Written exercise — Echo the listing verbatim, starting at the line that contains "binding-hole [88,105,132,149]" and ending at the last line of the listing, both included. Leave the pictures out of the output.

Records provided —
__________________________________________________

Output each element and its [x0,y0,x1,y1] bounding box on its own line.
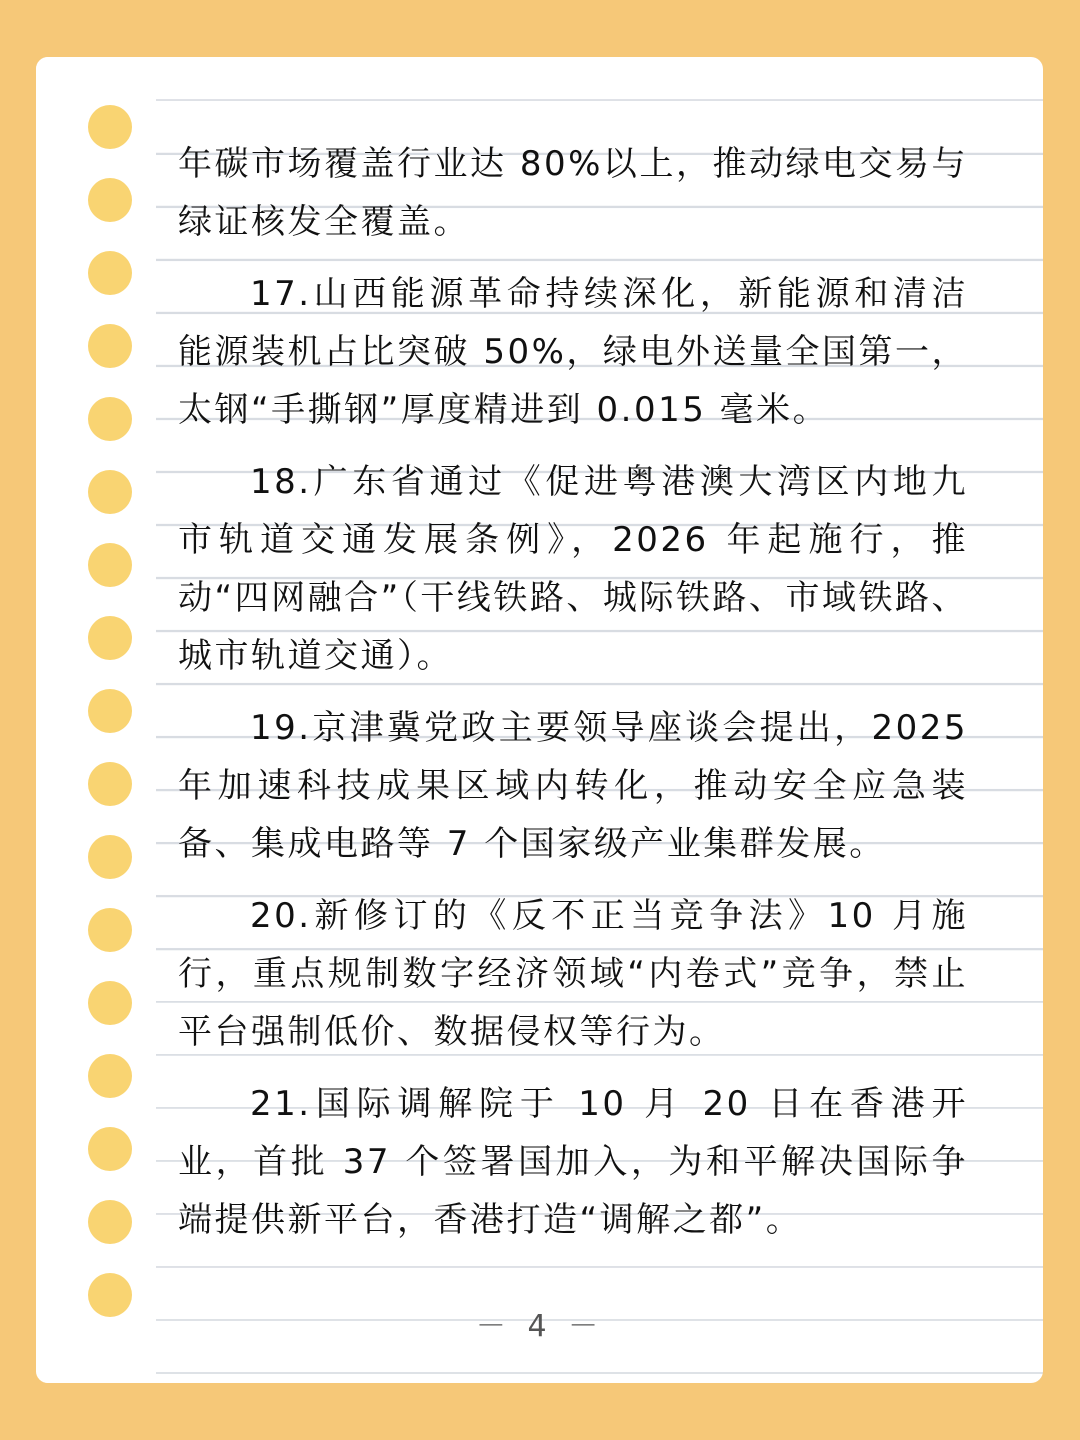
binding-hole [88,105,132,149]
binding-hole [88,324,132,368]
paragraph-item-21: 21.国际调解院于 10 月 20 日在香港开业，首批 37 个签署国加入，为和平解决国际争端提供新平台，香港打造“调解之都”。 [178,1084,968,1240]
binding-hole [88,616,132,660]
binding-hole [88,397,132,441]
binding-hole [88,1054,132,1098]
page-number: － 4 － [475,1309,605,1344]
binding-hole [88,908,132,952]
paragraph-item-18: 18.广东省通过《促进粤港澳大湾区内地九市轨道交通发展条例》，2026 年起施行，推动“四网融合”（干线铁路、城际铁路、市域铁路、城市轨道交通）。 [178,462,968,676]
paragraph-item-19: 19.京津冀党政主要领导座谈会提出，2025 年加速科技成果区域内转化，推动安全应急装备、集成电路等 7 个国家级产业集群发展。 [178,708,968,864]
paragraph-item-20: 20.新修订的《反不正当竞争法》10 月施行，重点规制数字经济领域“内卷式”竞争，禁止平台强制低价、数据侵权等行为。 [178,896,968,1052]
binding-hole [88,251,132,295]
binding-holes [88,105,136,1346]
binding-hole [88,981,132,1025]
binding-hole [88,762,132,806]
article-body [178,135,968,1263]
binding-hole [88,178,132,222]
notebook-page [36,57,1043,1383]
binding-hole [88,1200,132,1244]
paragraph-item-17: 17.山西能源革命持续深化，新能源和清洁能源装机占比突破 50%，绿电外送量全国第一，太钢“手撕钢”厚度精进到 0.015 毫米。 [178,274,968,430]
binding-hole [88,543,132,587]
binding-hole [88,470,132,514]
paragraph-continuation: 年碳市场覆盖行业达 80%以上，推动绿电交易与绿证核发全覆盖。 [178,144,968,242]
binding-hole [88,1127,132,1171]
binding-hole [88,689,132,733]
binding-hole [88,835,132,879]
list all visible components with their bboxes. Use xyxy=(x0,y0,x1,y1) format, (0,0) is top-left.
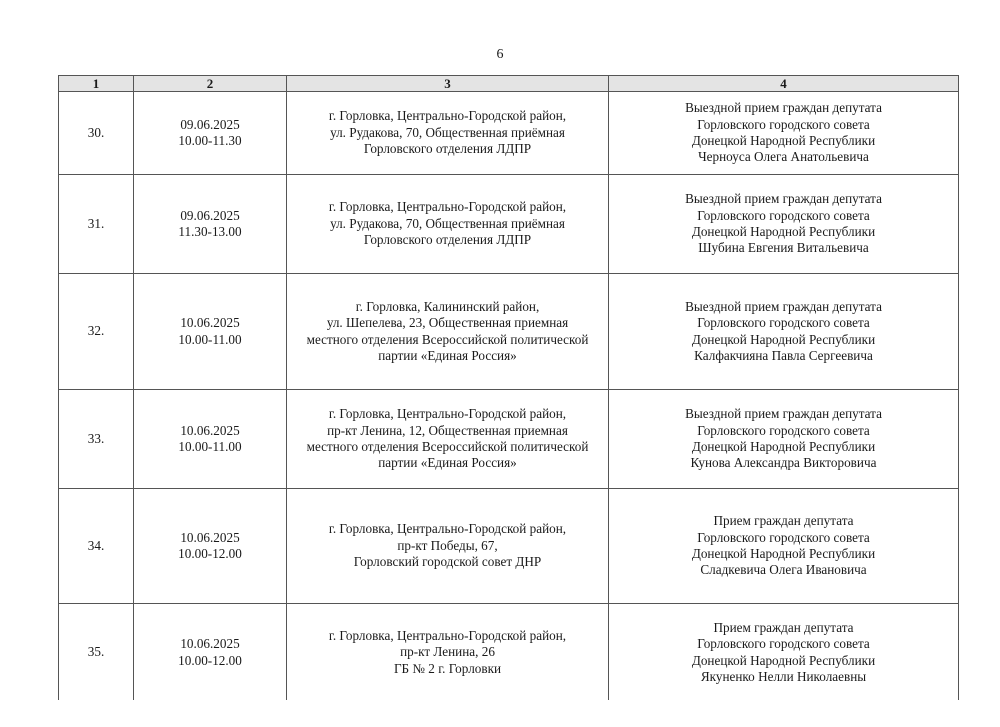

__________________________________________________

Solution for this task —
binding-hole [88,105,132,149]
binding-hole [88,324,132,368]
paragraph-item-21: 21.国际调解院于 10 月 20 日在香港开业，首批 37 个签署国加入，为和平解决国际争端提供新平台，香港打造“调解之都”。 [178,1084,968,1240]
binding-hole [88,616,132,660]
binding-hole [88,397,132,441]
binding-hole [88,1054,132,1098]
page-number: － 4 － [475,1309,605,1344]
binding-hole [88,908,132,952]
paragraph-item-18: 18.广东省通过《促进粤港澳大湾区内地九市轨道交通发展条例》，2026 年起施行，推动“四网融合”（干线铁路、城际铁路、市域铁路、城市轨道交通）。 [178,462,968,676]
paragraph-item-19: 19.京津冀党政主要领导座谈会提出，2025 年加速科技成果区域内转化，推动安全应急装备、集成电路等 7 个国家级产业集群发展。 [178,708,968,864]
paragraph-item-20: 20.新修订的《反不正当竞争法》10 月施行，重点规制数字经济领域“内卷式”竞争，禁止平台强制低价、数据侵权等行为。 [178,896,968,1052]
binding-hole [88,251,132,295]
binding-holes [88,105,136,1346]
binding-hole [88,981,132,1025]
binding-hole [88,762,132,806]
article-body [178,135,968,1263]
binding-hole [88,178,132,222]
notebook-page [36,57,1043,1383]
binding-hole [88,1200,132,1244]
paragraph-item-17: 17.山西能源革命持续深化，新能源和清洁能源装机占比突破 50%，绿电外送量全国第一，太钢“手撕钢”厚度精进到 0.015 毫米。 [178,274,968,430]
binding-hole [88,543,132,587]
binding-hole [88,470,132,514]
paragraph-continuation: 年碳市场覆盖行业达 80%以上，推动绿电交易与绿证核发全覆盖。 [178,144,968,242]
binding-hole [88,1127,132,1171]
binding-hole [88,689,132,733]
binding-hole [88,835,132,879]
list all visible components with their bboxes. Use xyxy=(x0,y0,x1,y1) format, (0,0) is top-left.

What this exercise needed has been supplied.